**Given problem**
Print every entry, word for word, and skip the images.

**Task inputs**
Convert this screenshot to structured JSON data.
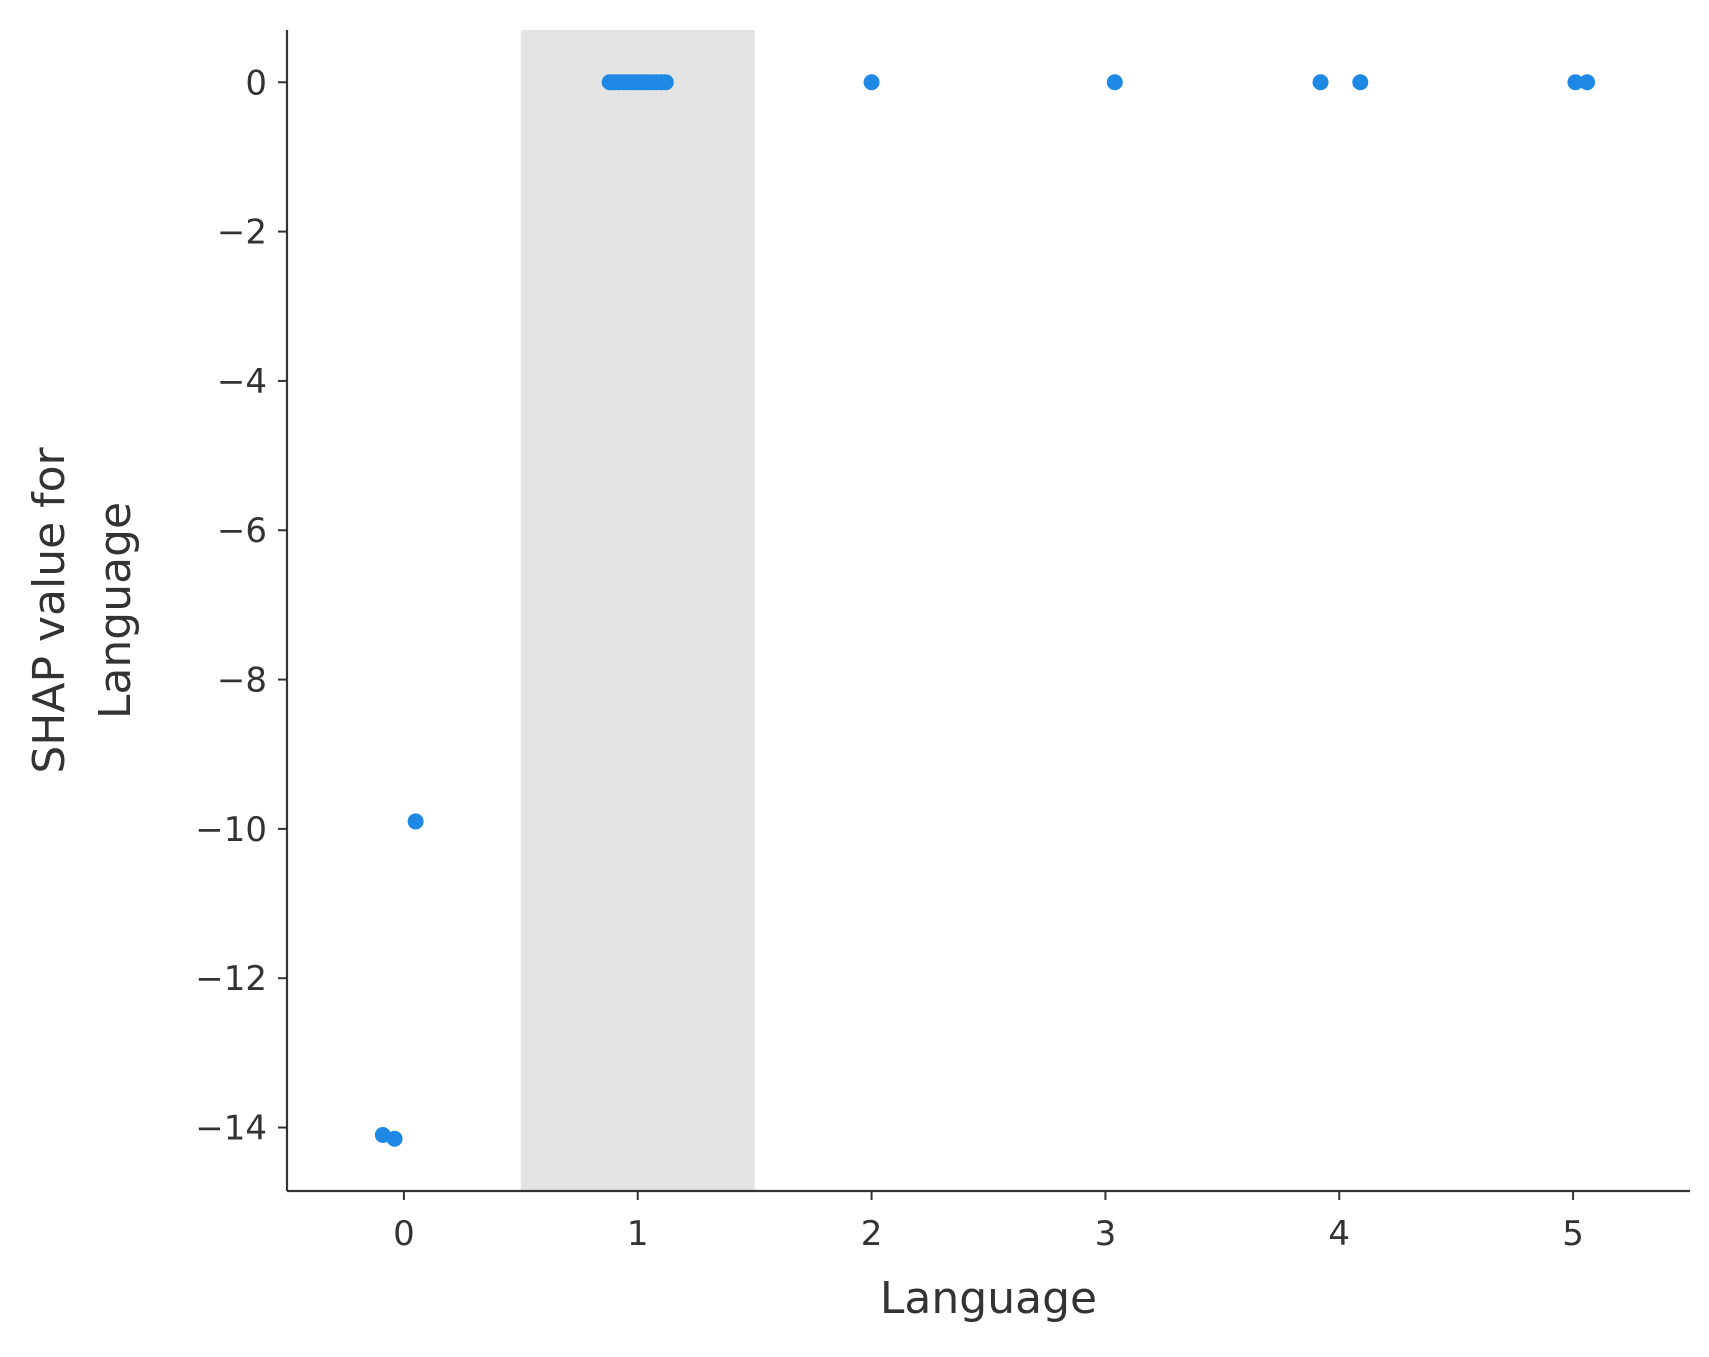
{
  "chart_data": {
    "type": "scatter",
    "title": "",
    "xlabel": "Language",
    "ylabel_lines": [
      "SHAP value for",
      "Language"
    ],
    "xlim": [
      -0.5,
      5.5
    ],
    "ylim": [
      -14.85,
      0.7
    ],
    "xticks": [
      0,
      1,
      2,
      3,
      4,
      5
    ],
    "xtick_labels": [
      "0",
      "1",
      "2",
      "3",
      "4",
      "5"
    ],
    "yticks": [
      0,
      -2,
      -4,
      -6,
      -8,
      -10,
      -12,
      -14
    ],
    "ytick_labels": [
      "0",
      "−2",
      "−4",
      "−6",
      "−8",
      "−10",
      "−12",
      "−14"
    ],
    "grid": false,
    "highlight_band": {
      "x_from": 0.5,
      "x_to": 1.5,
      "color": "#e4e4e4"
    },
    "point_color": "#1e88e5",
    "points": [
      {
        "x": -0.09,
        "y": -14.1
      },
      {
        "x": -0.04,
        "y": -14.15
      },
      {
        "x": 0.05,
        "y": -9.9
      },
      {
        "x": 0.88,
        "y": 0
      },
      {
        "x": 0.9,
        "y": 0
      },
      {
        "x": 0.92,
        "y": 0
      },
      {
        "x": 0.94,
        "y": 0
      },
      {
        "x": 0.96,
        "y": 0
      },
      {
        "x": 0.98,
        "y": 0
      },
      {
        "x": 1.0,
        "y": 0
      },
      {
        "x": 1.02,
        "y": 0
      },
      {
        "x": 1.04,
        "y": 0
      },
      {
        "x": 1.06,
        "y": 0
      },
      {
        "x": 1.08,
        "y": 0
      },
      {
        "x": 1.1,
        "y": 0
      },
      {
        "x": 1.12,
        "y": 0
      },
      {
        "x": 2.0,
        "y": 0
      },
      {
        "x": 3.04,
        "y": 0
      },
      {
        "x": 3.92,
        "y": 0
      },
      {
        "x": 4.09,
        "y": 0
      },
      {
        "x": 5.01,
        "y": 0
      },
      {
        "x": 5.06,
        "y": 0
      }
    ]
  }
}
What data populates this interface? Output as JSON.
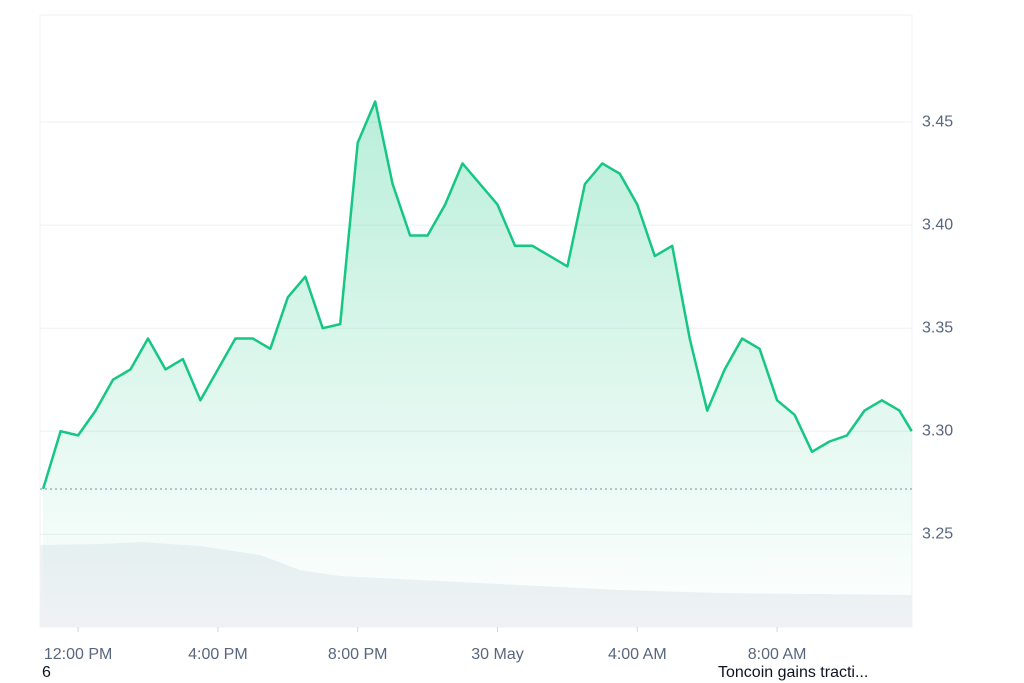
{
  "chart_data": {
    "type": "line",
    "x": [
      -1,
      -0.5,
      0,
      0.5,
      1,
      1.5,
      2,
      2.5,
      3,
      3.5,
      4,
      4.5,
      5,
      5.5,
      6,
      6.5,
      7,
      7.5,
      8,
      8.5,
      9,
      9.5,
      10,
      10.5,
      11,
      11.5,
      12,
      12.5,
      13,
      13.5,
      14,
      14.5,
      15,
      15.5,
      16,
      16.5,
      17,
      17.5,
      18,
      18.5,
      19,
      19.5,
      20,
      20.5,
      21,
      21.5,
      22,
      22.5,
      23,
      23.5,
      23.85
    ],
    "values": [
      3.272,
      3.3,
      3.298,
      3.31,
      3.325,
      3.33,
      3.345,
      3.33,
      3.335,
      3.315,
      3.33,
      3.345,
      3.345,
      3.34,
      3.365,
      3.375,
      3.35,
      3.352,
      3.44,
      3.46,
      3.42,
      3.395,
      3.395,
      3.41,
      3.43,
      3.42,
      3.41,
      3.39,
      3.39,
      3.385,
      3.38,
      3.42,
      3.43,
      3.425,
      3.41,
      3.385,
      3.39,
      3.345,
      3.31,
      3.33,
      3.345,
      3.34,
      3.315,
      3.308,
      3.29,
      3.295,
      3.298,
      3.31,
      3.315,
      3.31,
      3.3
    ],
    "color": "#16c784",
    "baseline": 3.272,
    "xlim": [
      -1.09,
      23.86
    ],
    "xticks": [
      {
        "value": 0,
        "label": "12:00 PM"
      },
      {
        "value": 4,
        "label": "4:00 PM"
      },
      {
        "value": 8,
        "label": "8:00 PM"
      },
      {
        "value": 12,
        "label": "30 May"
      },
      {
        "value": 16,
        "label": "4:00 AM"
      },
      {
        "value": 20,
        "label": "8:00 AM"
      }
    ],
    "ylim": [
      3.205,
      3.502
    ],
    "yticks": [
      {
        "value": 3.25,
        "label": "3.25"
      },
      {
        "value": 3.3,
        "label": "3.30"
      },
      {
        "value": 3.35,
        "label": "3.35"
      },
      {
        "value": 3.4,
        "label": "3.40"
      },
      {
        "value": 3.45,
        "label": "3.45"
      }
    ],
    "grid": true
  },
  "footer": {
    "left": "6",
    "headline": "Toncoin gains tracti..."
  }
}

**Exercise response**
Convert this screenshot to structured JSON data.
{
  "chart_data": {
    "type": "scatter",
    "title": "",
    "xlabel": "Language",
    "ylabel_lines": [
      "SHAP value for",
      "Language"
    ],
    "xlim": [
      -0.5,
      5.5
    ],
    "ylim": [
      -14.85,
      0.7
    ],
    "xticks": [
      0,
      1,
      2,
      3,
      4,
      5
    ],
    "xtick_labels": [
      "0",
      "1",
      "2",
      "3",
      "4",
      "5"
    ],
    "yticks": [
      0,
      -2,
      -4,
      -6,
      -8,
      -10,
      -12,
      -14
    ],
    "ytick_labels": [
      "0",
      "−2",
      "−4",
      "−6",
      "−8",
      "−10",
      "−12",
      "−14"
    ],
    "grid": false,
    "highlight_band": {
      "x_from": 0.5,
      "x_to": 1.5,
      "color": "#e4e4e4"
    },
    "point_color": "#1e88e5",
    "points": [
      {
        "x": -0.09,
        "y": -14.1
      },
      {
        "x": -0.04,
        "y": -14.15
      },
      {
        "x": 0.05,
        "y": -9.9
      },
      {
        "x": 0.88,
        "y": 0
      },
      {
        "x": 0.9,
        "y": 0
      },
      {
        "x": 0.92,
        "y": 0
      },
      {
        "x": 0.94,
        "y": 0
      },
      {
        "x": 0.96,
        "y": 0
      },
      {
        "x": 0.98,
        "y": 0
      },
      {
        "x": 1.0,
        "y": 0
      },
      {
        "x": 1.02,
        "y": 0
      },
      {
        "x": 1.04,
        "y": 0
      },
      {
        "x": 1.06,
        "y": 0
      },
      {
        "x": 1.08,
        "y": 0
      },
      {
        "x": 1.1,
        "y": 0
      },
      {
        "x": 1.12,
        "y": 0
      },
      {
        "x": 2.0,
        "y": 0
      },
      {
        "x": 3.04,
        "y": 0
      },
      {
        "x": 3.92,
        "y": 0
      },
      {
        "x": 4.09,
        "y": 0
      },
      {
        "x": 5.01,
        "y": 0
      },
      {
        "x": 5.06,
        "y": 0
      }
    ]
  }
}
What data populates this interface? Output as JSON.
{
  "chart_data": {
    "type": "line",
    "x": [
      -1,
      -0.5,
      0,
      0.5,
      1,
      1.5,
      2,
      2.5,
      3,
      3.5,
      4,
      4.5,
      5,
      5.5,
      6,
      6.5,
      7,
      7.5,
      8,
      8.5,
      9,
      9.5,
      10,
      10.5,
      11,
      11.5,
      12,
      12.5,
      13,
      13.5,
      14,
      14.5,
      15,
      15.5,
      16,
      16.5,
      17,
      17.5,
      18,
      18.5,
      19,
      19.5,
      20,
      20.5,
      21,
      21.5,
      22,
      22.5,
      23,
      23.5,
      23.85
    ],
    "values": [
      3.272,
      3.3,
      3.298,
      3.31,
      3.325,
      3.33,
      3.345,
      3.33,
      3.335,
      3.315,
      3.33,
      3.345,
      3.345,
      3.34,
      3.365,
      3.375,
      3.35,
      3.352,
      3.44,
      3.46,
      3.42,
      3.395,
      3.395,
      3.41,
      3.43,
      3.42,
      3.41,
      3.39,
      3.39,
      3.385,
      3.38,
      3.42,
      3.43,
      3.425,
      3.41,
      3.385,
      3.39,
      3.345,
      3.31,
      3.33,
      3.345,
      3.34,
      3.315,
      3.308,
      3.29,
      3.295,
      3.298,
      3.31,
      3.315,
      3.31,
      3.3
    ],
    "color": "#16c784",
    "baseline": 3.272,
    "xlim": [
      -1.09,
      23.86
    ],
    "xticks": [
      {
        "value": 0,
        "label": "12:00 PM"
      },
      {
        "value": 4,
        "label": "4:00 PM"
      },
      {
        "value": 8,
        "label": "8:00 PM"
      },
      {
        "value": 12,
        "label": "30 May"
      },
      {
        "value": 16,
        "label": "4:00 AM"
      },
      {
        "value": 20,
        "label": "8:00 AM"
      }
    ],
    "ylim": [
      3.205,
      3.502
    ],
    "yticks": [
      {
        "value": 3.25,
        "label": "3.25"
      },
      {
        "value": 3.3,
        "label": "3.30"
      },
      {
        "value": 3.35,
        "label": "3.35"
      },
      {
        "value": 3.4,
        "label": "3.40"
      },
      {
        "value": 3.45,
        "label": "3.45"
      }
    ],
    "grid": true
  },
  "footer": {
    "left": "6",
    "headline": "Toncoin gains tracti..."
  }
}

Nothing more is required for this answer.